WRITTEN PROBLEM
Copy out each line that has "JSON" in it.

INPUT MATERIAL
[START]

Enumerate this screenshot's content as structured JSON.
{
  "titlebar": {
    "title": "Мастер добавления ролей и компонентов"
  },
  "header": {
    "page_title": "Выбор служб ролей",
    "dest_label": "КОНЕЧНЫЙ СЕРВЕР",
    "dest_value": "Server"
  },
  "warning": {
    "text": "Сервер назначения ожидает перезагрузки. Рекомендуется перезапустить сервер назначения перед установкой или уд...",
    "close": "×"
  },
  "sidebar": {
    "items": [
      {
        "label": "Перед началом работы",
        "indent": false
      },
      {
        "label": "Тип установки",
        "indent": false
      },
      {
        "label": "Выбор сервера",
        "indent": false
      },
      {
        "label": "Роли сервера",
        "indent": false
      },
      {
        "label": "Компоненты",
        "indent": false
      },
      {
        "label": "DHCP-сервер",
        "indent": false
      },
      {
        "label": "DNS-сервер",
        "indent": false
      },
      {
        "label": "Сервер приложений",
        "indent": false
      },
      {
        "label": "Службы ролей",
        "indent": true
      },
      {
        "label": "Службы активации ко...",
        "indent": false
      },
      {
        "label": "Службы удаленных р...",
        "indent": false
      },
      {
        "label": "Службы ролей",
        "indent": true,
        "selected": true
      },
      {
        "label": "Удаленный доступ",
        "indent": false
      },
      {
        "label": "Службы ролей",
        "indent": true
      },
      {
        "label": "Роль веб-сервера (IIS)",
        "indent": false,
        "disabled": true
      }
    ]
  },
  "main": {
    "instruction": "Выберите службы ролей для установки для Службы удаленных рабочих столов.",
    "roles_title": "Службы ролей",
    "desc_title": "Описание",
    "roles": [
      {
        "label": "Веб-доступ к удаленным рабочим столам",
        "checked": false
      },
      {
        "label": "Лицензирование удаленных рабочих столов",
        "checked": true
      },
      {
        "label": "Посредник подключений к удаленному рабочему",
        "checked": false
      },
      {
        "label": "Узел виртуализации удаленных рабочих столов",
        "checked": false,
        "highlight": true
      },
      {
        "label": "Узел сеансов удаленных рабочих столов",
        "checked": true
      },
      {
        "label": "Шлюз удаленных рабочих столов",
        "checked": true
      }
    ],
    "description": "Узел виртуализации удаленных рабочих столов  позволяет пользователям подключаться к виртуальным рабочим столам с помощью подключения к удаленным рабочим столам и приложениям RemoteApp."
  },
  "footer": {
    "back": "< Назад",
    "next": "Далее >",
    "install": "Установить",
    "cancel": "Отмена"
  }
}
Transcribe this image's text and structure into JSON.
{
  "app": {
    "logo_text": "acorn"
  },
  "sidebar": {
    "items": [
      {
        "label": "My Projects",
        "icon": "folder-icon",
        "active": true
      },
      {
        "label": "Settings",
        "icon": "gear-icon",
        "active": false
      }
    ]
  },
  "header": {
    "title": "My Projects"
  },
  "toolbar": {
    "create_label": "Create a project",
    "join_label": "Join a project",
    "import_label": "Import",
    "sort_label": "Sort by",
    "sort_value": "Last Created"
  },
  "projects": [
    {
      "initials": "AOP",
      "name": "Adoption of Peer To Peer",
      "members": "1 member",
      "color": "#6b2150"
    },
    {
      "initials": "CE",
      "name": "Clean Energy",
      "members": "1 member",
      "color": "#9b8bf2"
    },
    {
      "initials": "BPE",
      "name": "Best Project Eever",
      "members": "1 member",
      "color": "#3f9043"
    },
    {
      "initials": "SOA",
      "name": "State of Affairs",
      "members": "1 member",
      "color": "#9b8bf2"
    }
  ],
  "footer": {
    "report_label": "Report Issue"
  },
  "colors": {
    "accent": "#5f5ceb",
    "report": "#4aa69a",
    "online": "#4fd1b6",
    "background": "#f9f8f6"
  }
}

[END]

RESULT OF THIS EXERCISE
Enumerate this screenshot's content as structured JSON.
Transcribe this image's text and structure into JSON.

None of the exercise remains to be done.